#### Given exercise:
Restate the data word for word and leave the images out.

=== Entries supplied ===

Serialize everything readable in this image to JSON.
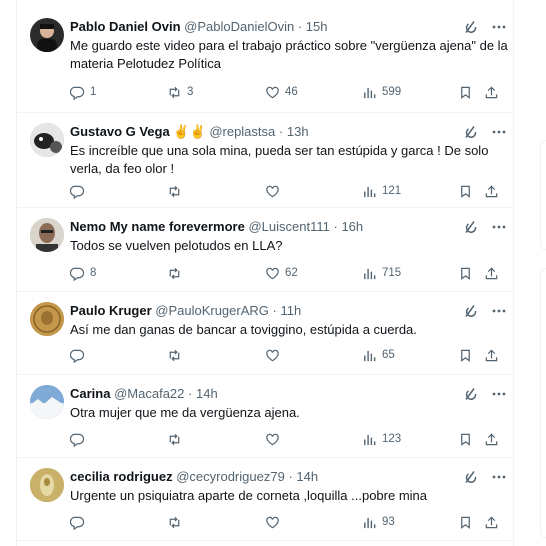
{
  "tweets": [
    {
      "name": "Pablo Daniel Ovin",
      "handle": "@PabloDanielOvin",
      "dot": "·",
      "time": "15h",
      "text": "Me guardo este video para el trabajo práctico sobre \"vergüenza ajena\" de la materia Pelotudez Política",
      "replies": "1",
      "retweets": "3",
      "likes": "46",
      "views": "599",
      "avatar_color": "#2b2b2b"
    },
    {
      "name": "Gustavo G Vega ✌️✌️",
      "handle": "@replastsa",
      "dot": "·",
      "time": "13h",
      "text": "Es increíble que una sola mina, pueda ser tan estúpida y garca ! De solo verla, da feo olor !",
      "replies": "",
      "retweets": "",
      "likes": "",
      "views": "121",
      "avatar_color": "#3a3a3a"
    },
    {
      "name": "Nemo My name forevermore",
      "handle": "@Luiscent111",
      "dot": "·",
      "time": "16h",
      "text": "Todos se vuelven pelotudos en LLA?",
      "replies": "8",
      "retweets": "",
      "likes": "62",
      "views": "715",
      "avatar_color": "#c9c2b6"
    },
    {
      "name": "Paulo Kruger",
      "handle": "@PauloKrugerARG",
      "dot": "·",
      "time": "11h",
      "text": "Así me dan ganas de bancar a toviggino, estúpida a cuerda.",
      "replies": "",
      "retweets": "",
      "likes": "",
      "views": "65",
      "avatar_color": "#b98a3e"
    },
    {
      "name": "Carina",
      "handle": "@Macafa22",
      "dot": "·",
      "time": "14h",
      "text": "Otra mujer que me da vergüenza ajena.",
      "replies": "",
      "retweets": "",
      "likes": "",
      "views": "123",
      "avatar_color": "#5b8fc4"
    },
    {
      "name": "cecilia rodriguez",
      "handle": "@cecyrodriguez79",
      "dot": "·",
      "time": "14h",
      "text": "Urgente un psiquiatra aparte de corneta ,loquilla ...pobre mina",
      "replies": "",
      "retweets": "",
      "likes": "",
      "views": "93",
      "avatar_color": "#b6a15a"
    }
  ],
  "colors": {
    "text": "#0f1419",
    "secondary": "#536471",
    "border": "#eff3f4"
  },
  "icons": [
    "grok-icon",
    "more-icon",
    "reply-icon",
    "retweet-icon",
    "like-icon",
    "views-icon",
    "bookmark-icon",
    "share-icon"
  ]
}
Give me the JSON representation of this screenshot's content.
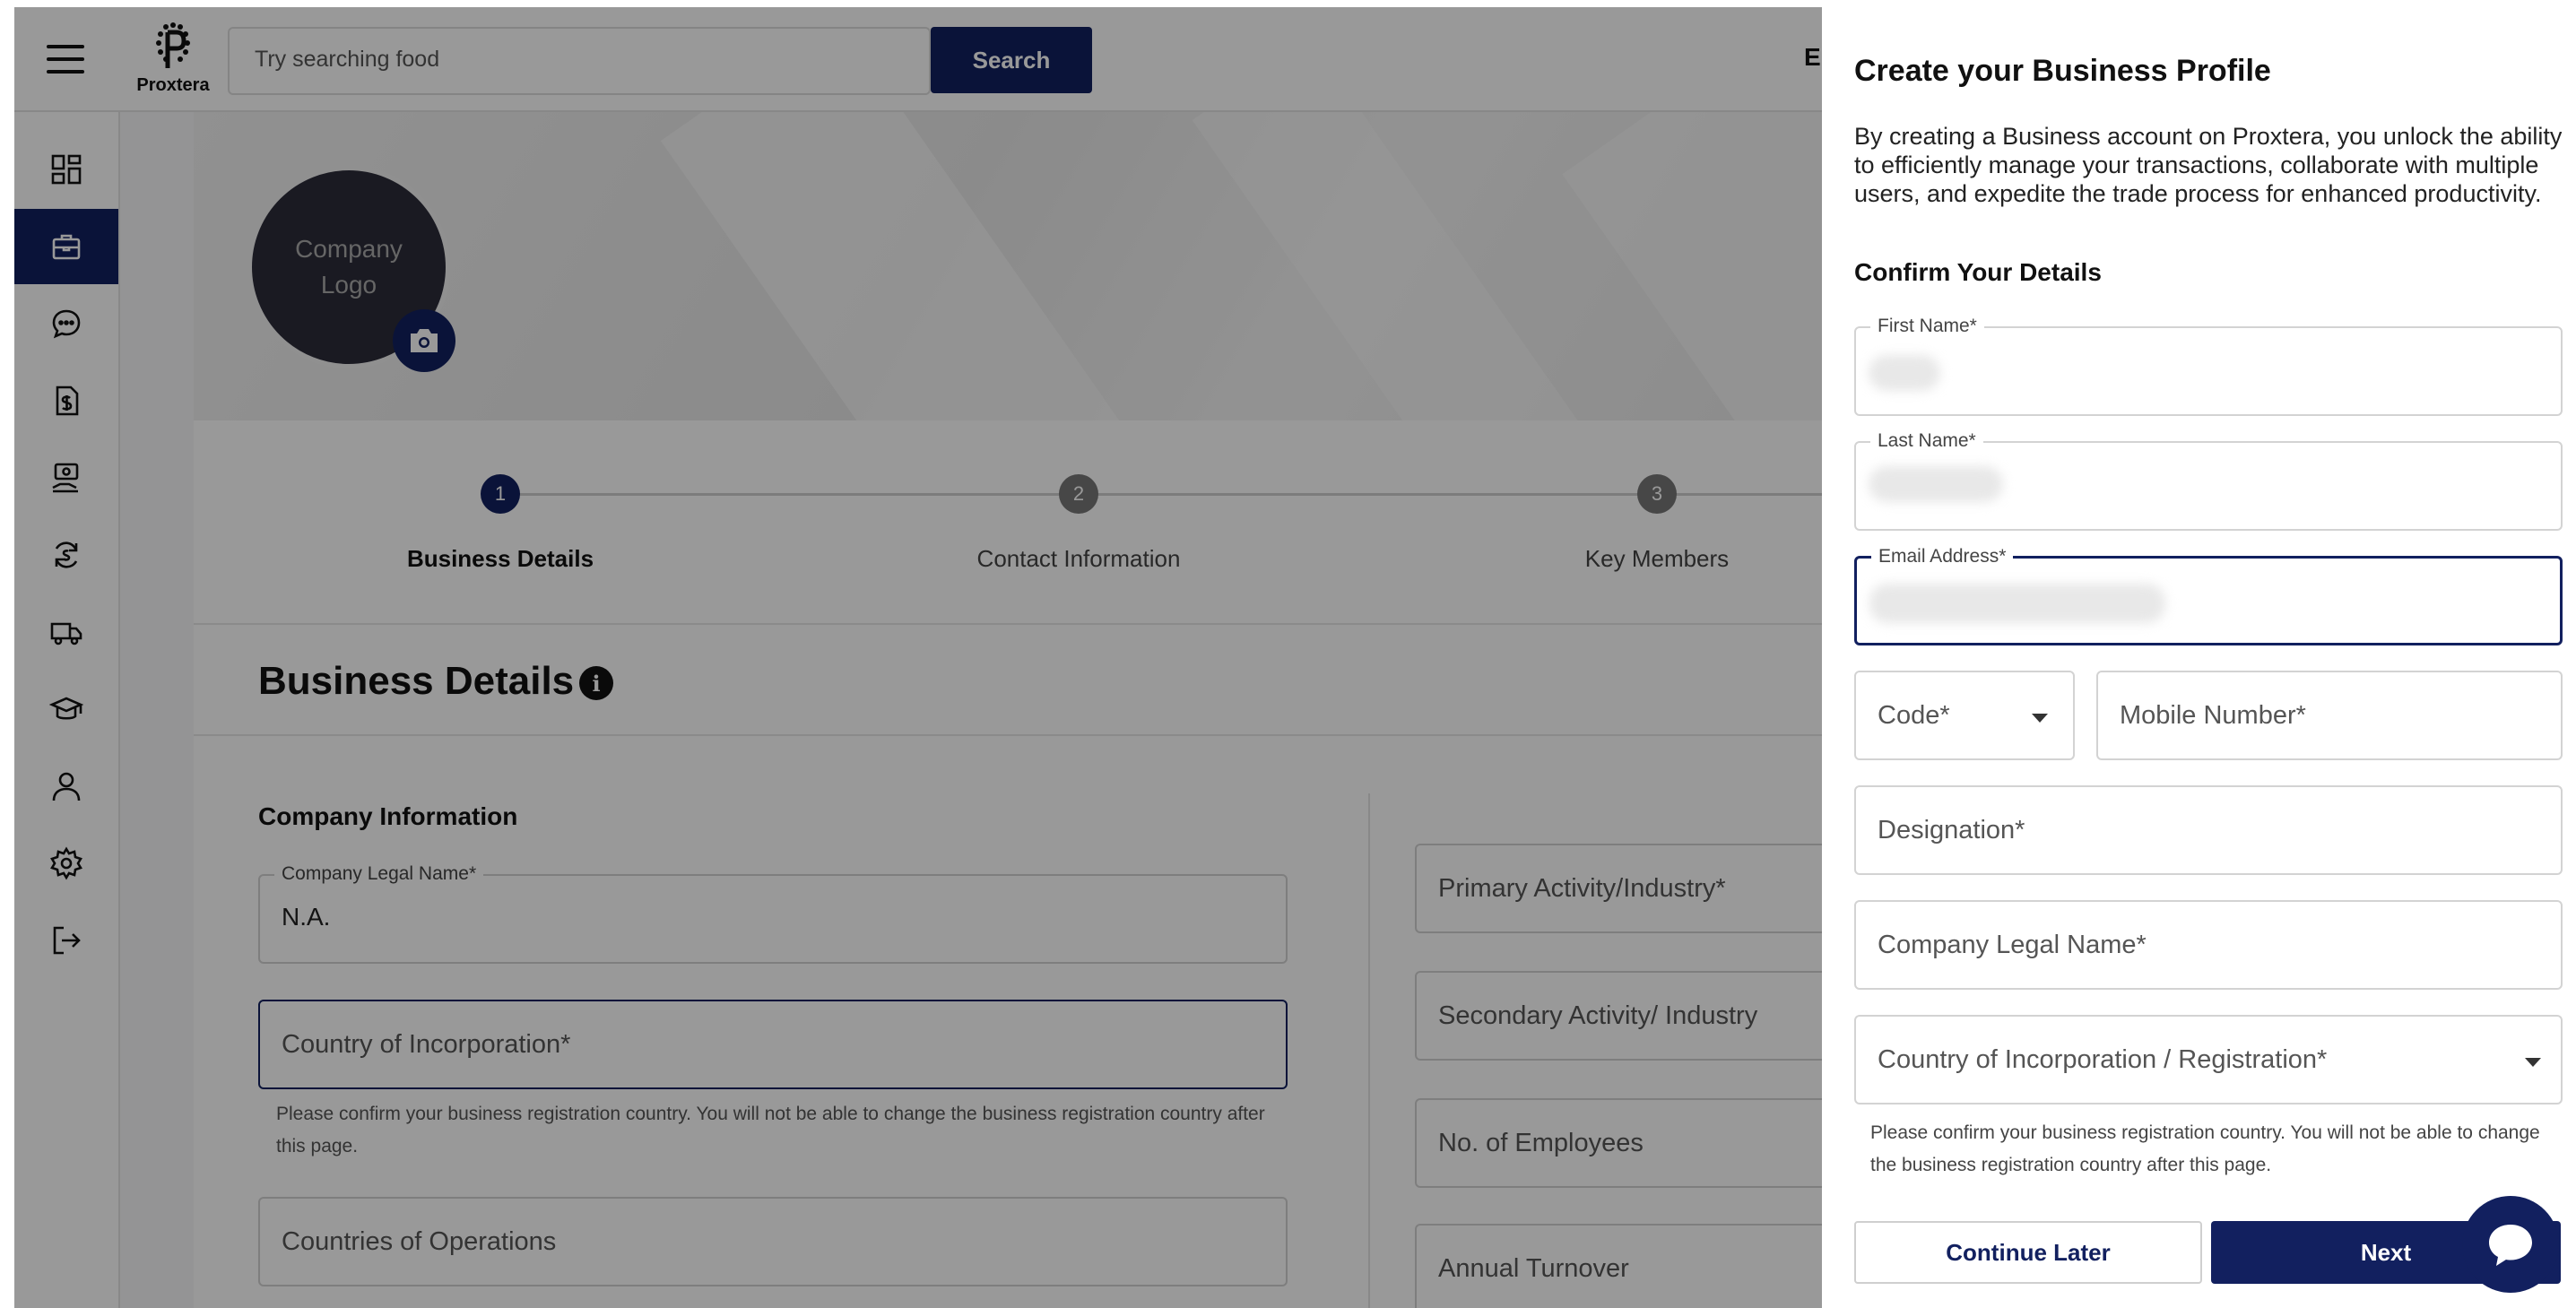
{
  "header": {
    "logo_text": "Proxtera",
    "search_placeholder": "Try searching food",
    "search_button": "Search",
    "truncated_text": "E"
  },
  "sidebar": {
    "items": [
      {
        "icon": "dashboard-icon",
        "active": false
      },
      {
        "icon": "briefcase-icon",
        "active": true
      },
      {
        "icon": "chat-icon",
        "active": false
      },
      {
        "icon": "document-dollar-icon",
        "active": false
      },
      {
        "icon": "payment-hand-icon",
        "active": false
      },
      {
        "icon": "currency-exchange-icon",
        "active": false
      },
      {
        "icon": "truck-icon",
        "active": false
      },
      {
        "icon": "graduation-cap-icon",
        "active": false
      },
      {
        "icon": "user-icon",
        "active": false
      },
      {
        "icon": "settings-icon",
        "active": false
      },
      {
        "icon": "logout-icon",
        "active": false
      }
    ]
  },
  "profile": {
    "logo_placeholder": "Company Logo"
  },
  "stepper": {
    "steps": [
      {
        "number": "1",
        "label": "Business Details",
        "active": true
      },
      {
        "number": "2",
        "label": "Contact Information",
        "active": false
      },
      {
        "number": "3",
        "label": "Key Members",
        "active": false
      }
    ]
  },
  "business_details": {
    "title": "Business Details",
    "section_title": "Company Information",
    "company_legal_name_label": "Company Legal Name*",
    "company_legal_name_value": "N.A.",
    "country_placeholder": "Country of Incorporation*",
    "country_helper": "Please confirm your business registration country. You will not be able to change the business registration country after this page.",
    "countries_of_operations_placeholder": "Countries of Operations",
    "primary_activity_placeholder": "Primary Activity/Industry*",
    "secondary_activity_placeholder": "Secondary Activity/ Industry",
    "employees_placeholder": "No. of Employees",
    "annual_turnover_placeholder": "Annual Turnover"
  },
  "panel": {
    "title": "Create your Business Profile",
    "description": "By creating a Business account on Proxtera, you unlock the ability to efficiently manage your transactions, collaborate with multiple users, and expedite the trade process for enhanced productivity.",
    "subtitle": "Confirm Your Details",
    "first_name_label": "First Name*",
    "last_name_label": "Last Name*",
    "email_label": "Email Address*",
    "code_placeholder": "Code*",
    "mobile_placeholder": "Mobile Number*",
    "designation_placeholder": "Designation*",
    "company_legal_name_placeholder": "Company Legal Name*",
    "country_placeholder": "Country of Incorporation / Registration*",
    "helper": "Please confirm your business registration country. You will not be able to change the business registration country after this page.",
    "continue_button": "Continue Later",
    "next_button": "Next"
  },
  "colors": {
    "brand": "#12205f",
    "overlay": "rgba(0,0,0,0.40)"
  }
}
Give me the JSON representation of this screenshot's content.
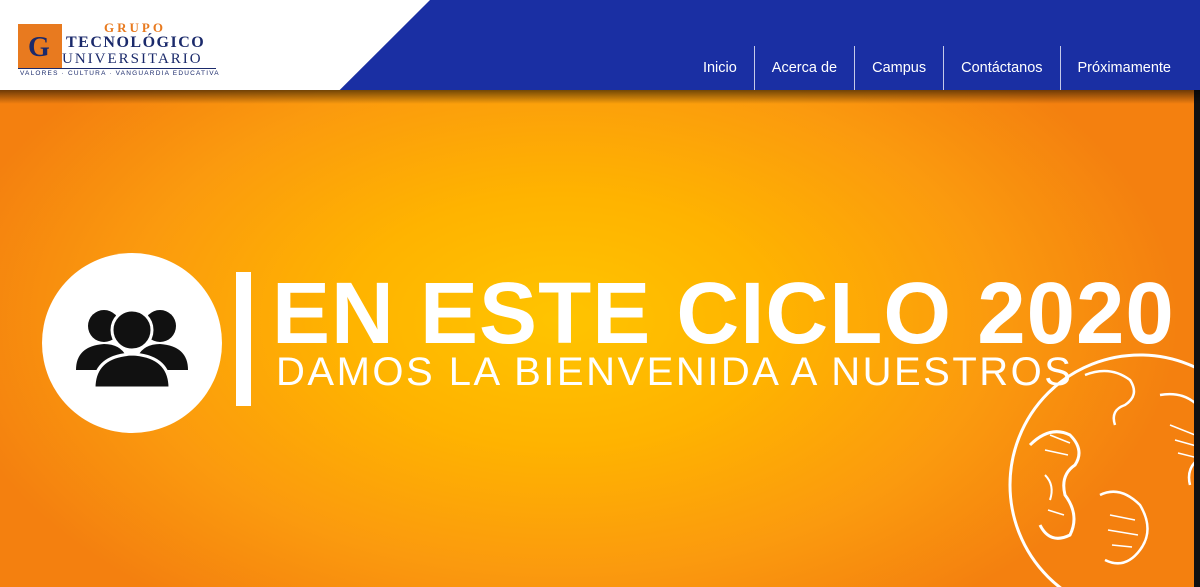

===

#### Task result:
Serialize everything readable in this image to JSON.
{
  "tweets": [
    {
      "name": "Pablo Daniel Ovin",
      "handle": "@PabloDanielOvin",
      "dot": "·",
      "time": "15h",
      "text": "Me guardo este video para el trabajo práctico sobre \"vergüenza ajena\" de la materia Pelotudez Política",
      "replies": "1",
      "retweets": "3",
      "likes": "46",
      "views": "599",
      "avatar_color": "#2b2b2b"
    },
    {
      "name": "Gustavo G Vega ✌️✌️",
      "handle": "@replastsa",
      "dot": "·",
      "time": "13h",
      "text": "Es increíble que una sola mina, pueda ser tan estúpida y garca ! De solo verla, da feo olor !",
      "replies": "",
      "retweets": "",
      "likes": "",
      "views": "121",
      "avatar_color": "#3a3a3a"
    },
    {
      "name": "Nemo My name forevermore",
      "handle": "@Luiscent111",
      "dot": "·",
      "time": "16h",
      "text": "Todos se vuelven pelotudos en LLA?",
      "replies": "8",
      "retweets": "",
      "likes": "62",
      "views": "715",
      "avatar_color": "#c9c2b6"
    },
    {
      "name": "Paulo Kruger",
      "handle": "@PauloKrugerARG",
      "dot": "·",
      "time": "11h",
      "text": "Así me dan ganas de bancar a toviggino, estúpida a cuerda.",
      "replies": "",
      "retweets": "",
      "likes": "",
      "views": "65",
      "avatar_color": "#b98a3e"
    },
    {
      "name": "Carina",
      "handle": "@Macafa22",
      "dot": "·",
      "time": "14h",
      "text": "Otra mujer que me da vergüenza ajena.",
      "replies": "",
      "retweets": "",
      "likes": "",
      "views": "123",
      "avatar_color": "#5b8fc4"
    },
    {
      "name": "cecilia rodriguez",
      "handle": "@cecyrodriguez79",
      "dot": "·",
      "time": "14h",
      "text": "Urgente un psiquiatra aparte de corneta ,loquilla ...pobre mina",
      "replies": "",
      "retweets": "",
      "likes": "",
      "views": "93",
      "avatar_color": "#b6a15a"
    }
  ],
  "colors": {
    "text": "#0f1419",
    "secondary": "#536471",
    "border": "#eff3f4"
  },
  "icons": [
    "grok-icon",
    "more-icon",
    "reply-icon",
    "retweet-icon",
    "like-icon",
    "views-icon",
    "bookmark-icon",
    "share-icon"
  ]
}
Give me the JSON representation of this screenshot's content.
{
  "header": {
    "logo_text": "Proxtera",
    "search_placeholder": "Try searching food",
    "search_button": "Search",
    "truncated_text": "E"
  },
  "sidebar": {
    "items": [
      {
        "icon": "dashboard-icon",
        "active": false
      },
      {
        "icon": "briefcase-icon",
        "active": true
      },
      {
        "icon": "chat-icon",
        "active": false
      },
      {
        "icon": "document-dollar-icon",
        "active": false
      },
      {
        "icon": "payment-hand-icon",
        "active": false
      },
      {
        "icon": "currency-exchange-icon",
        "active": false
      },
      {
        "icon": "truck-icon",
        "active": false
      },
      {
        "icon": "graduation-cap-icon",
        "active": false
      },
      {
        "icon": "user-icon",
        "active": false
      },
      {
        "icon": "settings-icon",
        "active": false
      },
      {
        "icon": "logout-icon",
        "active": false
      }
    ]
  },
  "profile": {
    "logo_placeholder": "Company Logo"
  },
  "stepper": {
    "steps": [
      {
        "number": "1",
        "label": "Business Details",
        "active": true
      },
      {
        "number": "2",
        "label": "Contact Information",
        "active": false
      },
      {
        "number": "3",
        "label": "Key Members",
        "active": false
      }
    ]
  },
  "business_details": {
    "title": "Business Details",
    "section_title": "Company Information",
    "company_legal_name_label": "Company Legal Name*",
    "company_legal_name_value": "N.A.",
    "country_placeholder": "Country of Incorporation*",
    "country_helper": "Please confirm your business registration country. You will not be able to change the business registration country after this page.",
    "countries_of_operations_placeholder": "Countries of Operations",
    "primary_activity_placeholder": "Primary Activity/Industry*",
    "secondary_activity_placeholder": "Secondary Activity/ Industry",
    "employees_placeholder": "No. of Employees",
    "annual_turnover_placeholder": "Annual Turnover"
  },
  "panel": {
    "title": "Create your Business Profile",
    "description": "By creating a Business account on Proxtera, you unlock the ability to efficiently manage your transactions, collaborate with multiple users, and expedite the trade process for enhanced productivity.",
    "subtitle": "Confirm Your Details",
    "first_name_label": "First Name*",
    "last_name_label": "Last Name*",
    "email_label": "Email Address*",
    "code_placeholder": "Code*",
    "mobile_placeholder": "Mobile Number*",
    "designation_placeholder": "Designation*",
    "company_legal_name_placeholder": "Company Legal Name*",
    "country_placeholder": "Country of Incorporation / Registration*",
    "helper": "Please confirm your business registration country. You will not be able to change the business registration country after this page.",
    "continue_button": "Continue Later",
    "next_button": "Next"
  },
  "colors": {
    "brand": "#12205f",
    "overlay": "rgba(0,0,0,0.40)"
  }
}
Give me the JSON representation of this screenshot's content.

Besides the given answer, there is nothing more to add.